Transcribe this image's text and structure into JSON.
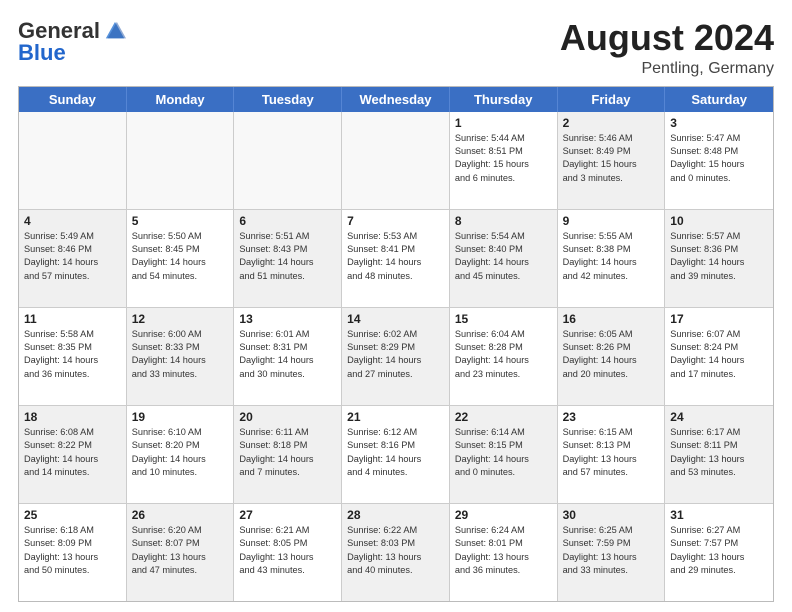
{
  "header": {
    "logo_general": "General",
    "logo_blue": "Blue",
    "month_title": "August 2024",
    "location": "Pentling, Germany"
  },
  "days_of_week": [
    "Sunday",
    "Monday",
    "Tuesday",
    "Wednesday",
    "Thursday",
    "Friday",
    "Saturday"
  ],
  "rows": [
    [
      {
        "day": "",
        "text": "",
        "empty": true
      },
      {
        "day": "",
        "text": "",
        "empty": true
      },
      {
        "day": "",
        "text": "",
        "empty": true
      },
      {
        "day": "",
        "text": "",
        "empty": true
      },
      {
        "day": "1",
        "text": "Sunrise: 5:44 AM\nSunset: 8:51 PM\nDaylight: 15 hours\nand 6 minutes."
      },
      {
        "day": "2",
        "text": "Sunrise: 5:46 AM\nSunset: 8:49 PM\nDaylight: 15 hours\nand 3 minutes.",
        "shaded": true
      },
      {
        "day": "3",
        "text": "Sunrise: 5:47 AM\nSunset: 8:48 PM\nDaylight: 15 hours\nand 0 minutes."
      }
    ],
    [
      {
        "day": "4",
        "text": "Sunrise: 5:49 AM\nSunset: 8:46 PM\nDaylight: 14 hours\nand 57 minutes.",
        "shaded": true
      },
      {
        "day": "5",
        "text": "Sunrise: 5:50 AM\nSunset: 8:45 PM\nDaylight: 14 hours\nand 54 minutes."
      },
      {
        "day": "6",
        "text": "Sunrise: 5:51 AM\nSunset: 8:43 PM\nDaylight: 14 hours\nand 51 minutes.",
        "shaded": true
      },
      {
        "day": "7",
        "text": "Sunrise: 5:53 AM\nSunset: 8:41 PM\nDaylight: 14 hours\nand 48 minutes."
      },
      {
        "day": "8",
        "text": "Sunrise: 5:54 AM\nSunset: 8:40 PM\nDaylight: 14 hours\nand 45 minutes.",
        "shaded": true
      },
      {
        "day": "9",
        "text": "Sunrise: 5:55 AM\nSunset: 8:38 PM\nDaylight: 14 hours\nand 42 minutes."
      },
      {
        "day": "10",
        "text": "Sunrise: 5:57 AM\nSunset: 8:36 PM\nDaylight: 14 hours\nand 39 minutes.",
        "shaded": true
      }
    ],
    [
      {
        "day": "11",
        "text": "Sunrise: 5:58 AM\nSunset: 8:35 PM\nDaylight: 14 hours\nand 36 minutes."
      },
      {
        "day": "12",
        "text": "Sunrise: 6:00 AM\nSunset: 8:33 PM\nDaylight: 14 hours\nand 33 minutes.",
        "shaded": true
      },
      {
        "day": "13",
        "text": "Sunrise: 6:01 AM\nSunset: 8:31 PM\nDaylight: 14 hours\nand 30 minutes."
      },
      {
        "day": "14",
        "text": "Sunrise: 6:02 AM\nSunset: 8:29 PM\nDaylight: 14 hours\nand 27 minutes.",
        "shaded": true
      },
      {
        "day": "15",
        "text": "Sunrise: 6:04 AM\nSunset: 8:28 PM\nDaylight: 14 hours\nand 23 minutes."
      },
      {
        "day": "16",
        "text": "Sunrise: 6:05 AM\nSunset: 8:26 PM\nDaylight: 14 hours\nand 20 minutes.",
        "shaded": true
      },
      {
        "day": "17",
        "text": "Sunrise: 6:07 AM\nSunset: 8:24 PM\nDaylight: 14 hours\nand 17 minutes."
      }
    ],
    [
      {
        "day": "18",
        "text": "Sunrise: 6:08 AM\nSunset: 8:22 PM\nDaylight: 14 hours\nand 14 minutes.",
        "shaded": true
      },
      {
        "day": "19",
        "text": "Sunrise: 6:10 AM\nSunset: 8:20 PM\nDaylight: 14 hours\nand 10 minutes."
      },
      {
        "day": "20",
        "text": "Sunrise: 6:11 AM\nSunset: 8:18 PM\nDaylight: 14 hours\nand 7 minutes.",
        "shaded": true
      },
      {
        "day": "21",
        "text": "Sunrise: 6:12 AM\nSunset: 8:16 PM\nDaylight: 14 hours\nand 4 minutes."
      },
      {
        "day": "22",
        "text": "Sunrise: 6:14 AM\nSunset: 8:15 PM\nDaylight: 14 hours\nand 0 minutes.",
        "shaded": true
      },
      {
        "day": "23",
        "text": "Sunrise: 6:15 AM\nSunset: 8:13 PM\nDaylight: 13 hours\nand 57 minutes."
      },
      {
        "day": "24",
        "text": "Sunrise: 6:17 AM\nSunset: 8:11 PM\nDaylight: 13 hours\nand 53 minutes.",
        "shaded": true
      }
    ],
    [
      {
        "day": "25",
        "text": "Sunrise: 6:18 AM\nSunset: 8:09 PM\nDaylight: 13 hours\nand 50 minutes."
      },
      {
        "day": "26",
        "text": "Sunrise: 6:20 AM\nSunset: 8:07 PM\nDaylight: 13 hours\nand 47 minutes.",
        "shaded": true
      },
      {
        "day": "27",
        "text": "Sunrise: 6:21 AM\nSunset: 8:05 PM\nDaylight: 13 hours\nand 43 minutes."
      },
      {
        "day": "28",
        "text": "Sunrise: 6:22 AM\nSunset: 8:03 PM\nDaylight: 13 hours\nand 40 minutes.",
        "shaded": true
      },
      {
        "day": "29",
        "text": "Sunrise: 6:24 AM\nSunset: 8:01 PM\nDaylight: 13 hours\nand 36 minutes."
      },
      {
        "day": "30",
        "text": "Sunrise: 6:25 AM\nSunset: 7:59 PM\nDaylight: 13 hours\nand 33 minutes.",
        "shaded": true
      },
      {
        "day": "31",
        "text": "Sunrise: 6:27 AM\nSunset: 7:57 PM\nDaylight: 13 hours\nand 29 minutes."
      }
    ]
  ]
}
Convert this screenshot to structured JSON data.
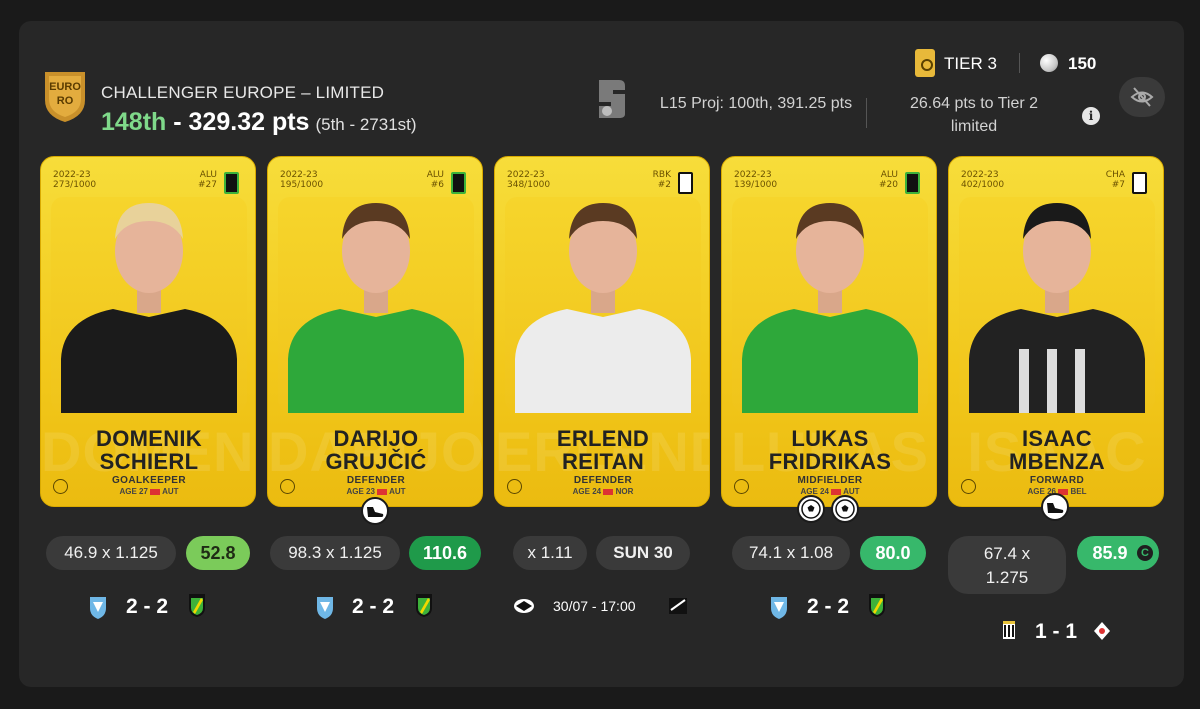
{
  "header": {
    "logo_text": "EURO",
    "competition": "CHALLENGER EUROPE – LIMITED",
    "rank": "148th",
    "separator": " - ",
    "points": "329.32 pts",
    "rank_range": "(5th - 2731st)",
    "projection": "L15 Proj: 100th, 391.25 pts",
    "to_next_tier": "26.64 pts to Tier 2 limited",
    "tier": "TIER 3",
    "coins": "150"
  },
  "colors": {
    "accent_green": "#7fd98a",
    "card_gold": "#f2c81b",
    "score_green": "#4caf50"
  },
  "cards": [
    {
      "season": "2022-23",
      "serial": "273/1000",
      "team": "ALU",
      "number": "#27",
      "first": "DOMENIK",
      "last": "SCHIERL",
      "position": "GOALKEEPER",
      "age": "AGE 27",
      "nation": "AUT",
      "ghost": "DOMENIK",
      "shirt": "black"
    },
    {
      "season": "2022-23",
      "serial": "195/1000",
      "team": "ALU",
      "number": "#6",
      "first": "DARIJO",
      "last": "GRUJČIĆ",
      "position": "DEFENDER",
      "age": "AGE 23",
      "nation": "AUT",
      "ghost": "DARIJO",
      "shirt": "green"
    },
    {
      "season": "2022-23",
      "serial": "348/1000",
      "team": "RBK",
      "number": "#2",
      "first": "ERLEND",
      "last": "REITAN",
      "position": "DEFENDER",
      "age": "AGE 24",
      "nation": "NOR",
      "ghost": "ERLEND",
      "shirt": "white"
    },
    {
      "season": "2022-23",
      "serial": "139/1000",
      "team": "ALU",
      "number": "#20",
      "first": "LUKAS",
      "last": "FRIDRIKAS",
      "position": "MIDFIELDER",
      "age": "AGE 24",
      "nation": "AUT",
      "ghost": "LUKAS",
      "shirt": "green"
    },
    {
      "season": "2022-23",
      "serial": "402/1000",
      "team": "CHA",
      "number": "#7",
      "first": "ISAAC",
      "last": "MBENZA",
      "position": "FORWARD",
      "age": "AGE 26",
      "nation": "BEL",
      "ghost": "ISAAC",
      "shirt": "stripes"
    }
  ],
  "stats": [
    {
      "calc": "46.9 x 1.125",
      "score": "52.8"
    },
    {
      "calc": "98.3 x 1.125",
      "score": "110.6"
    },
    {
      "calc": "x 1.11",
      "score": "SUN 30"
    },
    {
      "calc": "74.1 x 1.08",
      "score": "80.0"
    },
    {
      "calc_line1": "67.4 x",
      "calc_line2": "1.275",
      "score": "85.9"
    }
  ],
  "matches": [
    {
      "result": "2 - 2"
    },
    {
      "result": "2 - 2"
    },
    {
      "time": "30/07 - 17:00"
    },
    {
      "result": "2 - 2"
    },
    {
      "result": "1 - 1"
    }
  ]
}
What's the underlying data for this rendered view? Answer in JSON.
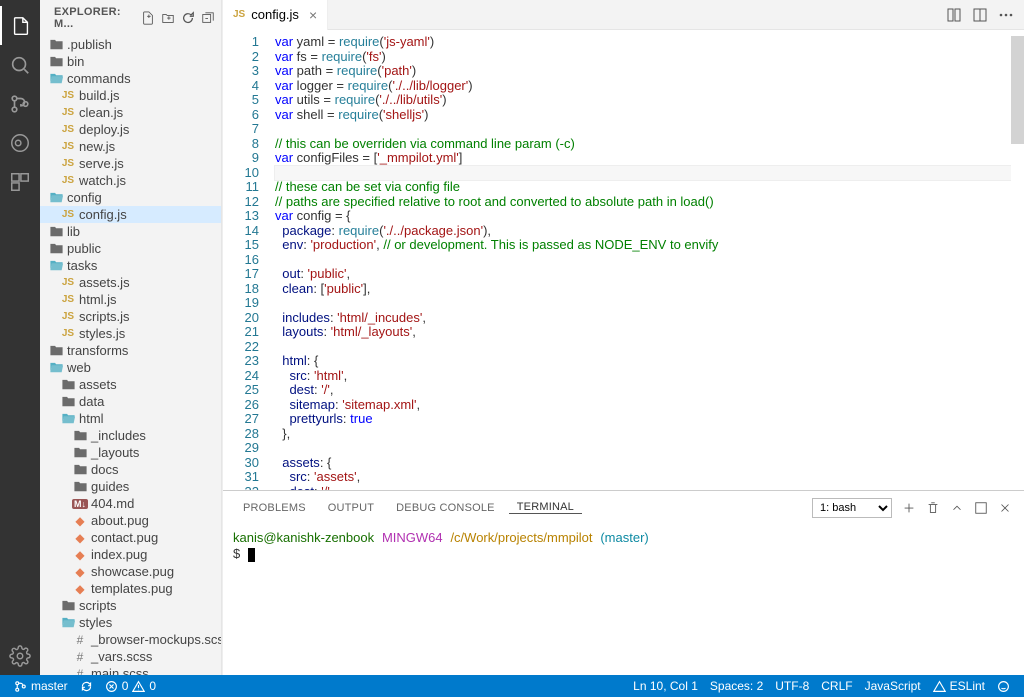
{
  "sidebar": {
    "title": "EXPLORER: M...",
    "tree": [
      {
        "d": 0,
        "t": "folder",
        "name": ".publish"
      },
      {
        "d": 0,
        "t": "folder",
        "name": "bin"
      },
      {
        "d": 0,
        "t": "folder-open",
        "name": "commands"
      },
      {
        "d": 1,
        "t": "js",
        "name": "build.js"
      },
      {
        "d": 1,
        "t": "js",
        "name": "clean.js"
      },
      {
        "d": 1,
        "t": "js",
        "name": "deploy.js"
      },
      {
        "d": 1,
        "t": "js",
        "name": "new.js"
      },
      {
        "d": 1,
        "t": "js",
        "name": "serve.js"
      },
      {
        "d": 1,
        "t": "js",
        "name": "watch.js"
      },
      {
        "d": 0,
        "t": "folder-open",
        "name": "config"
      },
      {
        "d": 1,
        "t": "js",
        "name": "config.js",
        "selected": true
      },
      {
        "d": 0,
        "t": "folder",
        "name": "lib"
      },
      {
        "d": 0,
        "t": "folder",
        "name": "public"
      },
      {
        "d": 0,
        "t": "folder-open",
        "name": "tasks"
      },
      {
        "d": 1,
        "t": "js",
        "name": "assets.js"
      },
      {
        "d": 1,
        "t": "js",
        "name": "html.js"
      },
      {
        "d": 1,
        "t": "js",
        "name": "scripts.js"
      },
      {
        "d": 1,
        "t": "js",
        "name": "styles.js"
      },
      {
        "d": 0,
        "t": "folder",
        "name": "transforms"
      },
      {
        "d": 0,
        "t": "folder-open",
        "name": "web"
      },
      {
        "d": 1,
        "t": "folder",
        "name": "assets"
      },
      {
        "d": 1,
        "t": "folder",
        "name": "data"
      },
      {
        "d": 1,
        "t": "folder-open",
        "name": "html"
      },
      {
        "d": 2,
        "t": "folder",
        "name": "_includes"
      },
      {
        "d": 2,
        "t": "folder",
        "name": "_layouts"
      },
      {
        "d": 2,
        "t": "folder",
        "name": "docs"
      },
      {
        "d": 2,
        "t": "folder",
        "name": "guides"
      },
      {
        "d": 2,
        "t": "md",
        "name": "404.md"
      },
      {
        "d": 2,
        "t": "pug",
        "name": "about.pug"
      },
      {
        "d": 2,
        "t": "pug",
        "name": "contact.pug"
      },
      {
        "d": 2,
        "t": "pug",
        "name": "index.pug"
      },
      {
        "d": 2,
        "t": "pug",
        "name": "showcase.pug"
      },
      {
        "d": 2,
        "t": "pug",
        "name": "templates.pug"
      },
      {
        "d": 1,
        "t": "folder",
        "name": "scripts"
      },
      {
        "d": 1,
        "t": "folder-open",
        "name": "styles"
      },
      {
        "d": 2,
        "t": "scss",
        "name": "_browser-mockups.scss"
      },
      {
        "d": 2,
        "t": "scss",
        "name": "_vars.scss"
      },
      {
        "d": 2,
        "t": "scss",
        "name": "main.scss"
      }
    ]
  },
  "tabs": [
    {
      "icon": "js",
      "name": "config.js"
    }
  ],
  "code": {
    "lines": [
      [
        [
          "kw",
          "var"
        ],
        [
          "",
          " yaml = "
        ],
        [
          "fn",
          "require"
        ],
        [
          "",
          "("
        ],
        [
          "str",
          "'js-yaml'"
        ],
        [
          "",
          ")"
        ]
      ],
      [
        [
          "kw",
          "var"
        ],
        [
          "",
          " fs = "
        ],
        [
          "fn",
          "require"
        ],
        [
          "",
          "("
        ],
        [
          "str",
          "'fs'"
        ],
        [
          "",
          ")"
        ]
      ],
      [
        [
          "kw",
          "var"
        ],
        [
          "",
          " path = "
        ],
        [
          "fn",
          "require"
        ],
        [
          "",
          "("
        ],
        [
          "str",
          "'path'"
        ],
        [
          "",
          ")"
        ]
      ],
      [
        [
          "kw",
          "var"
        ],
        [
          "",
          " logger = "
        ],
        [
          "fn",
          "require"
        ],
        [
          "",
          "("
        ],
        [
          "str",
          "'./../lib/logger'"
        ],
        [
          "",
          ")"
        ]
      ],
      [
        [
          "kw",
          "var"
        ],
        [
          "",
          " utils = "
        ],
        [
          "fn",
          "require"
        ],
        [
          "",
          "("
        ],
        [
          "str",
          "'./../lib/utils'"
        ],
        [
          "",
          ")"
        ]
      ],
      [
        [
          "kw",
          "var"
        ],
        [
          "",
          " shell = "
        ],
        [
          "fn",
          "require"
        ],
        [
          "",
          "("
        ],
        [
          "str",
          "'shelljs'"
        ],
        [
          "",
          ")"
        ]
      ],
      [
        [
          "",
          ""
        ]
      ],
      [
        [
          "cmt",
          "// this can be overriden via command line param (-c)"
        ]
      ],
      [
        [
          "kw",
          "var"
        ],
        [
          "",
          " configFiles = ["
        ],
        [
          "str",
          "'_mmpilot.yml'"
        ],
        [
          "",
          "]"
        ]
      ],
      [
        [
          "",
          ""
        ]
      ],
      [
        [
          "cmt",
          "// these can be set via config file"
        ]
      ],
      [
        [
          "cmt",
          "// paths are specified relative to root and converted to absolute path in load()"
        ]
      ],
      [
        [
          "kw",
          "var"
        ],
        [
          "",
          " config = {"
        ]
      ],
      [
        [
          "",
          "  "
        ],
        [
          "prop",
          "package"
        ],
        [
          "",
          ": "
        ],
        [
          "fn",
          "require"
        ],
        [
          "",
          "("
        ],
        [
          "str",
          "'./../package.json'"
        ],
        [
          "",
          "),"
        ]
      ],
      [
        [
          "",
          "  "
        ],
        [
          "prop",
          "env"
        ],
        [
          "",
          ": "
        ],
        [
          "str",
          "'production'"
        ],
        [
          "",
          ", "
        ],
        [
          "cmt",
          "// or development. This is passed as NODE_ENV to envify"
        ]
      ],
      [
        [
          "",
          ""
        ]
      ],
      [
        [
          "",
          "  "
        ],
        [
          "prop",
          "out"
        ],
        [
          "",
          ": "
        ],
        [
          "str",
          "'public'"
        ],
        [
          "",
          ","
        ]
      ],
      [
        [
          "",
          "  "
        ],
        [
          "prop",
          "clean"
        ],
        [
          "",
          ": ["
        ],
        [
          "str",
          "'public'"
        ],
        [
          "",
          "],"
        ]
      ],
      [
        [
          "",
          ""
        ]
      ],
      [
        [
          "",
          "  "
        ],
        [
          "prop",
          "includes"
        ],
        [
          "",
          ": "
        ],
        [
          "str",
          "'html/_incudes'"
        ],
        [
          "",
          ","
        ]
      ],
      [
        [
          "",
          "  "
        ],
        [
          "prop",
          "layouts"
        ],
        [
          "",
          ": "
        ],
        [
          "str",
          "'html/_layouts'"
        ],
        [
          "",
          ","
        ]
      ],
      [
        [
          "",
          ""
        ]
      ],
      [
        [
          "",
          "  "
        ],
        [
          "prop",
          "html"
        ],
        [
          "",
          ": {"
        ]
      ],
      [
        [
          "",
          "    "
        ],
        [
          "prop",
          "src"
        ],
        [
          "",
          ": "
        ],
        [
          "str",
          "'html'"
        ],
        [
          "",
          ","
        ]
      ],
      [
        [
          "",
          "    "
        ],
        [
          "prop",
          "dest"
        ],
        [
          "",
          ": "
        ],
        [
          "str",
          "'/'"
        ],
        [
          "",
          ","
        ]
      ],
      [
        [
          "",
          "    "
        ],
        [
          "prop",
          "sitemap"
        ],
        [
          "",
          ": "
        ],
        [
          "str",
          "'sitemap.xml'"
        ],
        [
          "",
          ","
        ]
      ],
      [
        [
          "",
          "    "
        ],
        [
          "prop",
          "prettyurls"
        ],
        [
          "",
          ": "
        ],
        [
          "bool",
          "true"
        ]
      ],
      [
        [
          "",
          "  },"
        ]
      ],
      [
        [
          "",
          ""
        ]
      ],
      [
        [
          "",
          "  "
        ],
        [
          "prop",
          "assets"
        ],
        [
          "",
          ": {"
        ]
      ],
      [
        [
          "",
          "    "
        ],
        [
          "prop",
          "src"
        ],
        [
          "",
          ": "
        ],
        [
          "str",
          "'assets'"
        ],
        [
          "",
          ","
        ]
      ],
      [
        [
          "",
          "    "
        ],
        [
          "prop",
          "dest"
        ],
        [
          "",
          ": "
        ],
        [
          "str",
          "'/'"
        ]
      ]
    ],
    "currentLine": 10
  },
  "panel": {
    "tabs": [
      "PROBLEMS",
      "OUTPUT",
      "DEBUG CONSOLE",
      "TERMINAL"
    ],
    "active": "TERMINAL",
    "shell": "1: bash",
    "terminal": {
      "user": "kanis@kanishk-zenbook",
      "sys": "MINGW64",
      "path": "/c/Work/projects/mmpilot",
      "branch": "(master)",
      "prompt": "$"
    }
  },
  "status": {
    "branch": "master",
    "errors": "0",
    "warnings": "0",
    "lncol": "Ln 10, Col 1",
    "spaces": "Spaces: 2",
    "encoding": "UTF-8",
    "eol": "CRLF",
    "lang": "JavaScript",
    "eslint": "ESLint"
  }
}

> [WORK TO COMPLETE]: Count each line with "html" in it and report that figure by itself.

> [RESPONSE TO THIS TASK]: 6